What the task asks: Go through the entries and transcribe each one exactly, dropping the pictures.

begin Information provided

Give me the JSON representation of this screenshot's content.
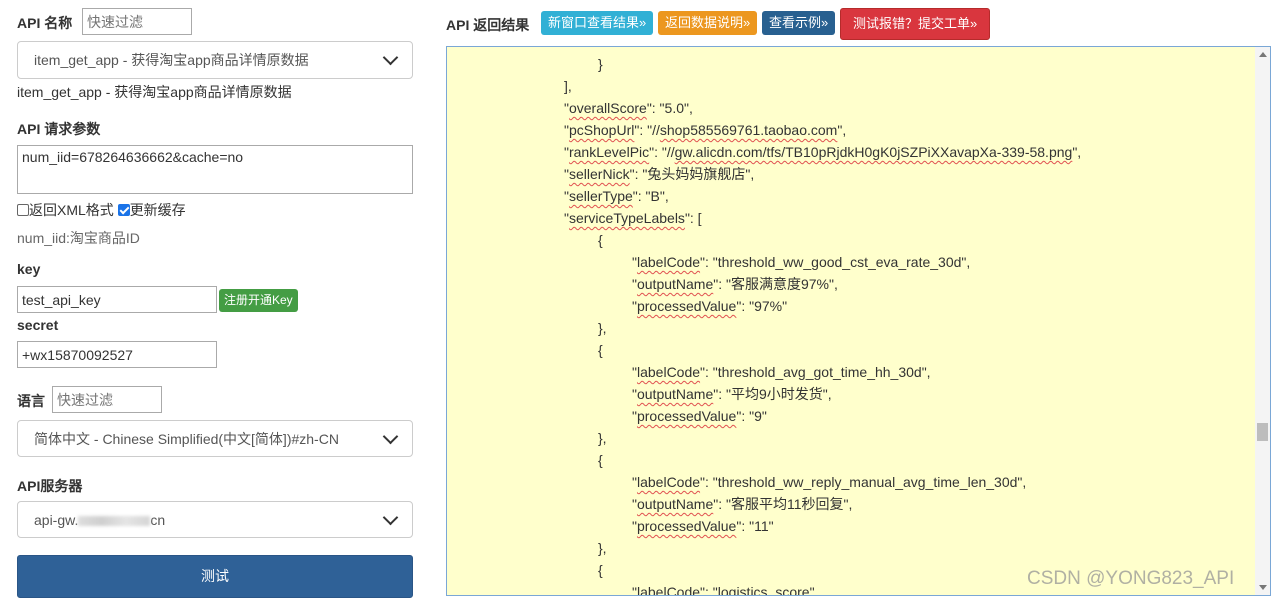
{
  "left": {
    "api_name_label": "API 名称",
    "filter_placeholder": "快速过滤",
    "api_select_value": "item_get_app - 获得淘宝app商品详情原数据",
    "api_desc": "item_get_app - 获得淘宝app商品详情原数据",
    "params_label": "API 请求参数",
    "params_value": "num_iid=678264636662&cache=no",
    "xml_label": "返回XML格式",
    "xml_checked": false,
    "cache_label": "更新缓存",
    "cache_checked": true,
    "param_hint": "num_iid:淘宝商品ID",
    "key_label": "key",
    "key_value": "test_api_key",
    "register_button": "注册开通Key",
    "secret_label": "secret",
    "secret_value": "+wx15870092527",
    "lang_label": "语言",
    "lang_filter_placeholder": "快速过滤",
    "lang_select_value": "简体中文 - Chinese Simplified(中文[简体])#zh-CN",
    "server_label": "API服务器",
    "server_value_prefix": "api-gw.",
    "server_value_suffix": "cn",
    "test_button": "测试"
  },
  "right": {
    "result_label": "API 返回结果",
    "buttons": [
      {
        "label": "新窗口查看结果»",
        "color": "#31b0d5"
      },
      {
        "label": "返回数据说明»",
        "color": "#ec971f"
      },
      {
        "label": "查看示例»",
        "color": "#286090"
      },
      {
        "label": "测试报错？提交工单»",
        "color": "#d9363e"
      }
    ]
  },
  "result_lines": [
    {
      "indent": 4,
      "parts": [
        {
          "t": "}"
        }
      ]
    },
    {
      "indent": 3,
      "parts": [
        {
          "t": "],"
        }
      ]
    },
    {
      "indent": 3,
      "parts": [
        {
          "t": "\""
        },
        {
          "t": "overallScore",
          "k": true
        },
        {
          "t": "\": \"5.0\","
        }
      ]
    },
    {
      "indent": 3,
      "parts": [
        {
          "t": "\""
        },
        {
          "t": "pcShopUrl",
          "k": true
        },
        {
          "t": "\": \"//"
        },
        {
          "t": "shop585569761.taobao.com",
          "k": true
        },
        {
          "t": "\","
        }
      ]
    },
    {
      "indent": 3,
      "parts": [
        {
          "t": "\""
        },
        {
          "t": "rankLevelPic",
          "k": true
        },
        {
          "t": "\": \"//"
        },
        {
          "t": "gw.alicdn.com/tfs/TB10pRjdkH0gK0jSZPiXXavapXa-339-58.png",
          "k": true
        },
        {
          "t": "\","
        }
      ]
    },
    {
      "indent": 3,
      "parts": [
        {
          "t": "\""
        },
        {
          "t": "sellerNick",
          "k": true
        },
        {
          "t": "\": \"兔头妈妈旗舰店\","
        }
      ]
    },
    {
      "indent": 3,
      "parts": [
        {
          "t": "\""
        },
        {
          "t": "sellerType",
          "k": true
        },
        {
          "t": "\": \"B\","
        }
      ]
    },
    {
      "indent": 3,
      "parts": [
        {
          "t": "\""
        },
        {
          "t": "serviceTypeLabels",
          "k": true
        },
        {
          "t": "\": ["
        }
      ]
    },
    {
      "indent": 4,
      "parts": [
        {
          "t": "{"
        }
      ]
    },
    {
      "indent": 5,
      "parts": [
        {
          "t": "\""
        },
        {
          "t": "labelCode",
          "k": true
        },
        {
          "t": "\": \"threshold_ww_good_cst_eva_rate_30d\","
        }
      ]
    },
    {
      "indent": 5,
      "parts": [
        {
          "t": "\""
        },
        {
          "t": "outputName",
          "k": true
        },
        {
          "t": "\": \"客服满意度97%\","
        }
      ]
    },
    {
      "indent": 5,
      "parts": [
        {
          "t": "\""
        },
        {
          "t": "processedValue",
          "k": true
        },
        {
          "t": "\": \"97%\""
        }
      ]
    },
    {
      "indent": 4,
      "parts": [
        {
          "t": "},"
        }
      ]
    },
    {
      "indent": 4,
      "parts": [
        {
          "t": "{"
        }
      ]
    },
    {
      "indent": 5,
      "parts": [
        {
          "t": "\""
        },
        {
          "t": "labelCode",
          "k": true
        },
        {
          "t": "\": \"threshold_avg_got_time_hh_30d\","
        }
      ]
    },
    {
      "indent": 5,
      "parts": [
        {
          "t": "\""
        },
        {
          "t": "outputName",
          "k": true
        },
        {
          "t": "\": \"平均9小时发货\","
        }
      ]
    },
    {
      "indent": 5,
      "parts": [
        {
          "t": "\""
        },
        {
          "t": "processedValue",
          "k": true
        },
        {
          "t": "\": \"9\""
        }
      ]
    },
    {
      "indent": 4,
      "parts": [
        {
          "t": "},"
        }
      ]
    },
    {
      "indent": 4,
      "parts": [
        {
          "t": "{"
        }
      ]
    },
    {
      "indent": 5,
      "parts": [
        {
          "t": "\""
        },
        {
          "t": "labelCode",
          "k": true
        },
        {
          "t": "\": \"threshold_ww_reply_manual_avg_time_len_30d\","
        }
      ]
    },
    {
      "indent": 5,
      "parts": [
        {
          "t": "\""
        },
        {
          "t": "outputName",
          "k": true
        },
        {
          "t": "\": \"客服平均11秒回复\","
        }
      ]
    },
    {
      "indent": 5,
      "parts": [
        {
          "t": "\""
        },
        {
          "t": "processedValue",
          "k": true
        },
        {
          "t": "\": \"11\""
        }
      ]
    },
    {
      "indent": 4,
      "parts": [
        {
          "t": "},"
        }
      ]
    },
    {
      "indent": 4,
      "parts": [
        {
          "t": "{"
        }
      ]
    },
    {
      "indent": 5,
      "parts": [
        {
          "t": "\""
        },
        {
          "t": "labelCode",
          "k": true
        },
        {
          "t": "\": \"logistics_score\","
        }
      ]
    }
  ],
  "watermark": "CSDN @YONG823_API"
}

end Information provided

Worked answer:
Give me the JSON representation of this screenshot's content.
{
  "left": {
    "api_name_label": "API 名称",
    "filter_placeholder": "快速过滤",
    "api_select_value": "item_get_app - 获得淘宝app商品详情原数据",
    "api_desc": "item_get_app - 获得淘宝app商品详情原数据",
    "params_label": "API 请求参数",
    "params_value": "num_iid=678264636662&cache=no",
    "xml_label": "返回XML格式",
    "xml_checked": false,
    "cache_label": "更新缓存",
    "cache_checked": true,
    "param_hint": "num_iid:淘宝商品ID",
    "key_label": "key",
    "key_value": "test_api_key",
    "register_button": "注册开通Key",
    "secret_label": "secret",
    "secret_value": "+wx15870092527",
    "lang_label": "语言",
    "lang_filter_placeholder": "快速过滤",
    "lang_select_value": "简体中文 - Chinese Simplified(中文[简体])#zh-CN",
    "server_label": "API服务器",
    "server_value_prefix": "api-gw.",
    "server_value_suffix": "cn",
    "test_button": "测试"
  },
  "right": {
    "result_label": "API 返回结果",
    "buttons": [
      {
        "label": "新窗口查看结果»",
        "color": "#31b0d5"
      },
      {
        "label": "返回数据说明»",
        "color": "#ec971f"
      },
      {
        "label": "查看示例»",
        "color": "#286090"
      },
      {
        "label": "测试报错？提交工单»",
        "color": "#d9363e"
      }
    ]
  },
  "result_lines": [
    {
      "indent": 4,
      "parts": [
        {
          "t": "}"
        }
      ]
    },
    {
      "indent": 3,
      "parts": [
        {
          "t": "],"
        }
      ]
    },
    {
      "indent": 3,
      "parts": [
        {
          "t": "\""
        },
        {
          "t": "overallScore",
          "k": true
        },
        {
          "t": "\": \"5.0\","
        }
      ]
    },
    {
      "indent": 3,
      "parts": [
        {
          "t": "\""
        },
        {
          "t": "pcShopUrl",
          "k": true
        },
        {
          "t": "\": \"//"
        },
        {
          "t": "shop585569761.taobao.com",
          "k": true
        },
        {
          "t": "\","
        }
      ]
    },
    {
      "indent": 3,
      "parts": [
        {
          "t": "\""
        },
        {
          "t": "rankLevelPic",
          "k": true
        },
        {
          "t": "\": \"//"
        },
        {
          "t": "gw.alicdn.com/tfs/TB10pRjdkH0gK0jSZPiXXavapXa-339-58.png",
          "k": true
        },
        {
          "t": "\","
        }
      ]
    },
    {
      "indent": 3,
      "parts": [
        {
          "t": "\""
        },
        {
          "t": "sellerNick",
          "k": true
        },
        {
          "t": "\": \"兔头妈妈旗舰店\","
        }
      ]
    },
    {
      "indent": 3,
      "parts": [
        {
          "t": "\""
        },
        {
          "t": "sellerType",
          "k": true
        },
        {
          "t": "\": \"B\","
        }
      ]
    },
    {
      "indent": 3,
      "parts": [
        {
          "t": "\""
        },
        {
          "t": "serviceTypeLabels",
          "k": true
        },
        {
          "t": "\": ["
        }
      ]
    },
    {
      "indent": 4,
      "parts": [
        {
          "t": "{"
        }
      ]
    },
    {
      "indent": 5,
      "parts": [
        {
          "t": "\""
        },
        {
          "t": "labelCode",
          "k": true
        },
        {
          "t": "\": \"threshold_ww_good_cst_eva_rate_30d\","
        }
      ]
    },
    {
      "indent": 5,
      "parts": [
        {
          "t": "\""
        },
        {
          "t": "outputName",
          "k": true
        },
        {
          "t": "\": \"客服满意度97%\","
        }
      ]
    },
    {
      "indent": 5,
      "parts": [
        {
          "t": "\""
        },
        {
          "t": "processedValue",
          "k": true
        },
        {
          "t": "\": \"97%\""
        }
      ]
    },
    {
      "indent": 4,
      "parts": [
        {
          "t": "},"
        }
      ]
    },
    {
      "indent": 4,
      "parts": [
        {
          "t": "{"
        }
      ]
    },
    {
      "indent": 5,
      "parts": [
        {
          "t": "\""
        },
        {
          "t": "labelCode",
          "k": true
        },
        {
          "t": "\": \"threshold_avg_got_time_hh_30d\","
        }
      ]
    },
    {
      "indent": 5,
      "parts": [
        {
          "t": "\""
        },
        {
          "t": "outputName",
          "k": true
        },
        {
          "t": "\": \"平均9小时发货\","
        }
      ]
    },
    {
      "indent": 5,
      "parts": [
        {
          "t": "\""
        },
        {
          "t": "processedValue",
          "k": true
        },
        {
          "t": "\": \"9\""
        }
      ]
    },
    {
      "indent": 4,
      "parts": [
        {
          "t": "},"
        }
      ]
    },
    {
      "indent": 4,
      "parts": [
        {
          "t": "{"
        }
      ]
    },
    {
      "indent": 5,
      "parts": [
        {
          "t": "\""
        },
        {
          "t": "labelCode",
          "k": true
        },
        {
          "t": "\": \"threshold_ww_reply_manual_avg_time_len_30d\","
        }
      ]
    },
    {
      "indent": 5,
      "parts": [
        {
          "t": "\""
        },
        {
          "t": "outputName",
          "k": true
        },
        {
          "t": "\": \"客服平均11秒回复\","
        }
      ]
    },
    {
      "indent": 5,
      "parts": [
        {
          "t": "\""
        },
        {
          "t": "processedValue",
          "k": true
        },
        {
          "t": "\": \"11\""
        }
      ]
    },
    {
      "indent": 4,
      "parts": [
        {
          "t": "},"
        }
      ]
    },
    {
      "indent": 4,
      "parts": [
        {
          "t": "{"
        }
      ]
    },
    {
      "indent": 5,
      "parts": [
        {
          "t": "\""
        },
        {
          "t": "labelCode",
          "k": true
        },
        {
          "t": "\": \"logistics_score\","
        }
      ]
    }
  ],
  "watermark": "CSDN @YONG823_API"
}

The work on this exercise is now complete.